## Material supplied
# # # #

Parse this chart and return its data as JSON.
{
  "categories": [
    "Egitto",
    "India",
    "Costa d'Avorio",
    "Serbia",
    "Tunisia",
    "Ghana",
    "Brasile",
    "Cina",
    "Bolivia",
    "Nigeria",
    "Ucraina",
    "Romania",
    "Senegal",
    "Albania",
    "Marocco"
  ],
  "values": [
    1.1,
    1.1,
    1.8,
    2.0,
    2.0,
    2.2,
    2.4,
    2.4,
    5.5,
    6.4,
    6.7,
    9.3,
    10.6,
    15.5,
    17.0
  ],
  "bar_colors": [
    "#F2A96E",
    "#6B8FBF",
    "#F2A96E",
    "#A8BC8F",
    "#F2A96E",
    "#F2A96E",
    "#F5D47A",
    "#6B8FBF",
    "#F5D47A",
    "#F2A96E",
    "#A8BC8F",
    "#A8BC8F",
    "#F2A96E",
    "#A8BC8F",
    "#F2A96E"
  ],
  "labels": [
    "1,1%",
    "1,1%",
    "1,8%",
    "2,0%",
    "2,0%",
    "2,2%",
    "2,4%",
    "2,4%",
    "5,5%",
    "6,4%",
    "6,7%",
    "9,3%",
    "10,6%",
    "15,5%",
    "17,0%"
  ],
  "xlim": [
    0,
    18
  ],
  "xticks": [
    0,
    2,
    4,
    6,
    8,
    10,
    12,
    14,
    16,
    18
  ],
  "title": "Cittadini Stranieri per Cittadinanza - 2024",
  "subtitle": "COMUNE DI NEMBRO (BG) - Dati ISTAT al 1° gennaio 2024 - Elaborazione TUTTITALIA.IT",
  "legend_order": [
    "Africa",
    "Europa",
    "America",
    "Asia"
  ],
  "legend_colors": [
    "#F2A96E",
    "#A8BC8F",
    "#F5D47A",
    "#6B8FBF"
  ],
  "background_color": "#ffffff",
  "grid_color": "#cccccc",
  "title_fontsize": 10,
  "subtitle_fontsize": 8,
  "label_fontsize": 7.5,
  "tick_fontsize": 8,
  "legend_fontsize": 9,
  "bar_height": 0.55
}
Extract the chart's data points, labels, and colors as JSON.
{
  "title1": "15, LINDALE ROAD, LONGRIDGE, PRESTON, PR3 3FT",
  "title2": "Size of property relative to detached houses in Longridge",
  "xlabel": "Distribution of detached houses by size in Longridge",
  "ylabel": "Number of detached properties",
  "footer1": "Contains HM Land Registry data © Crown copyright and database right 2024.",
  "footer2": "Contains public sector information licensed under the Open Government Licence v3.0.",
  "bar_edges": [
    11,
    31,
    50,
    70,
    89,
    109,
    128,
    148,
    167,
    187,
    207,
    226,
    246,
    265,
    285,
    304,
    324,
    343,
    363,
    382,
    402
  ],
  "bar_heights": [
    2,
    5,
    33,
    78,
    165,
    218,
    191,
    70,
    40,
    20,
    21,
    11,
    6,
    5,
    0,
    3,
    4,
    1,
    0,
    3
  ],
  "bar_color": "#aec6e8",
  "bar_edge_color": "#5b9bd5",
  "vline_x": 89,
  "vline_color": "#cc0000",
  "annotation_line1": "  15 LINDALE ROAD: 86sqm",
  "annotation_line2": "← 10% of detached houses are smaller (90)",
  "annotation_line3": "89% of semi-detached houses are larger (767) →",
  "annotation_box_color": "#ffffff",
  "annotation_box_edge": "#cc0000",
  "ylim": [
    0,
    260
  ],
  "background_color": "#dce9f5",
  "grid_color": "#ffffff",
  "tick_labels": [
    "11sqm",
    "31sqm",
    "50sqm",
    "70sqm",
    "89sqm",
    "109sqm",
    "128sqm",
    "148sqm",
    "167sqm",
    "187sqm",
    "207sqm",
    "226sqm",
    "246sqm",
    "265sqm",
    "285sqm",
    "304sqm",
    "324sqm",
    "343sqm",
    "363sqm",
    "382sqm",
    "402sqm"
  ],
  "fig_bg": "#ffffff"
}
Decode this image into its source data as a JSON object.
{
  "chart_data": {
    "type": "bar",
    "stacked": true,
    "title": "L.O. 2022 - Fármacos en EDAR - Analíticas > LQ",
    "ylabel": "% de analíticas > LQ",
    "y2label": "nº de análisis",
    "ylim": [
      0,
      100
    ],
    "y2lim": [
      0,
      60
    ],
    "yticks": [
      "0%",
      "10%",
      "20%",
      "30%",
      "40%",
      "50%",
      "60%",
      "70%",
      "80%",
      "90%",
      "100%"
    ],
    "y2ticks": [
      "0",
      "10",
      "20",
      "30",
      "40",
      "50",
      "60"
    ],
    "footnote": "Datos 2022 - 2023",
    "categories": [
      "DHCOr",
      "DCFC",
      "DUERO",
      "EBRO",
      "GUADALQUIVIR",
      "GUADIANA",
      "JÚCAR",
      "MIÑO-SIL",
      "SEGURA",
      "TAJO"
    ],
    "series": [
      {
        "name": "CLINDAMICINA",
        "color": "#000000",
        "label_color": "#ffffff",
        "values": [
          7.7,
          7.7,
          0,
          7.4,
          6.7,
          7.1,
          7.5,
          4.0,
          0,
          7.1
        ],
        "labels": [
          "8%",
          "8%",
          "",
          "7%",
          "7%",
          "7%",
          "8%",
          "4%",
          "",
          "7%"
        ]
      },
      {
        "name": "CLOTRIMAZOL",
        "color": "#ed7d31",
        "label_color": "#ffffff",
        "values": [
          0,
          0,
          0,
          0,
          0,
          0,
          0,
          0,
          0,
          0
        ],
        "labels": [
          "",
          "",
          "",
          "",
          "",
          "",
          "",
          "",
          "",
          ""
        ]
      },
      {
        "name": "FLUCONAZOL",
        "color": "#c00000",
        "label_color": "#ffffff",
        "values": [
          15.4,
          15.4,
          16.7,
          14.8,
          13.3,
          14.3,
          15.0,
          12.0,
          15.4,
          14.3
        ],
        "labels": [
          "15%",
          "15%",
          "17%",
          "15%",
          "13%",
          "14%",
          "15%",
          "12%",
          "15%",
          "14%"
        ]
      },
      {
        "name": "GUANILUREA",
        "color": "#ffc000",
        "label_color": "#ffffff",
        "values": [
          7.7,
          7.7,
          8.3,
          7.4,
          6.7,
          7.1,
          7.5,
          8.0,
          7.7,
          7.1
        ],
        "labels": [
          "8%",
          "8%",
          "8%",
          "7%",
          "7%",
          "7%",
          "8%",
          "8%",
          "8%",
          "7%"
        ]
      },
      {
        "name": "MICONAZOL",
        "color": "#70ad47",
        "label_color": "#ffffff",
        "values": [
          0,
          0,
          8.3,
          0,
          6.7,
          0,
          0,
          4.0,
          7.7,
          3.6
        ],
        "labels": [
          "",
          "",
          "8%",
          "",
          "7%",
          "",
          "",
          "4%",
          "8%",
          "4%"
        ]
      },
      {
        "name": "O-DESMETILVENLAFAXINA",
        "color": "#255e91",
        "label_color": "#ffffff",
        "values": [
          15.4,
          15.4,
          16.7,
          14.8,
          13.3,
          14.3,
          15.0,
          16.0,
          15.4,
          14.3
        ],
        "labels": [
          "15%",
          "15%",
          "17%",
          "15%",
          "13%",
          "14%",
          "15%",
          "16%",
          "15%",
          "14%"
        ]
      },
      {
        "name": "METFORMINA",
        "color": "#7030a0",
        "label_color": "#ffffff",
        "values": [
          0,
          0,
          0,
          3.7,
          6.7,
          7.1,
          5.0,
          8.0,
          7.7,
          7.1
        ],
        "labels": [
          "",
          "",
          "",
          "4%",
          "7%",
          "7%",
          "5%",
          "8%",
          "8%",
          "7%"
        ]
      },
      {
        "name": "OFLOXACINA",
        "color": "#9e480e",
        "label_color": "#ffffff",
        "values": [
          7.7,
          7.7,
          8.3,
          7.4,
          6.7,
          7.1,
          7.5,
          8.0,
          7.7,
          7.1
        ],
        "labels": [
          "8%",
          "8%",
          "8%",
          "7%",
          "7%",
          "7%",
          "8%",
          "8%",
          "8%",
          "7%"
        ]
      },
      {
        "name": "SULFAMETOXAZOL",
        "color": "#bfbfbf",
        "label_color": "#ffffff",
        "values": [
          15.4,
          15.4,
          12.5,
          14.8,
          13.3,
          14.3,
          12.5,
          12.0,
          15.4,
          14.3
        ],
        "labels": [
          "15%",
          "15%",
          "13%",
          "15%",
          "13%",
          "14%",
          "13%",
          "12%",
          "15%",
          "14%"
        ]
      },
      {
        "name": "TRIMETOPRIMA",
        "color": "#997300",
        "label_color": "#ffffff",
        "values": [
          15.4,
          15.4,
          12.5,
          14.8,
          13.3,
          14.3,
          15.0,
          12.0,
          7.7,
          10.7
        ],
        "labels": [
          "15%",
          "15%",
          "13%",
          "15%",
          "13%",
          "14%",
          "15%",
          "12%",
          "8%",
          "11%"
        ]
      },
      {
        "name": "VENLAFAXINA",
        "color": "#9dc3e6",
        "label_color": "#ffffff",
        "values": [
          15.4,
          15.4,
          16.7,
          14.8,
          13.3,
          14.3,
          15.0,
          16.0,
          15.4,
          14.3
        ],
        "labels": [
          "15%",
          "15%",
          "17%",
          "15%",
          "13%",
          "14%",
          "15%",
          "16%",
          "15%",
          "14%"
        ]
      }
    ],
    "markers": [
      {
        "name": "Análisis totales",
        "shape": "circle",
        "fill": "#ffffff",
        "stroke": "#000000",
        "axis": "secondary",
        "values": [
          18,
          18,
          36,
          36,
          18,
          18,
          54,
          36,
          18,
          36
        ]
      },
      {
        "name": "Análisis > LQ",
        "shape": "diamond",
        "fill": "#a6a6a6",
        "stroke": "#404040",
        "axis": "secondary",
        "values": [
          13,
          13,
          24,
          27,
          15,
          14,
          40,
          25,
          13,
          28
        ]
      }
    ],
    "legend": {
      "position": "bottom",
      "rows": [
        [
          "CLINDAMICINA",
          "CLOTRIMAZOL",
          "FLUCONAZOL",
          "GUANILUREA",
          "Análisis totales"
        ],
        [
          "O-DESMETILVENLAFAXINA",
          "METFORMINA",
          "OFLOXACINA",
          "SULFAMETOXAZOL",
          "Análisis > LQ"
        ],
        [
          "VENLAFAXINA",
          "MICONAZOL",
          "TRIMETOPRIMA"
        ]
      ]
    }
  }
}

# # # #

## Problem details
Go through the entries above and count the lines containing the word "JSON"; give only that count.

## Solved problem
3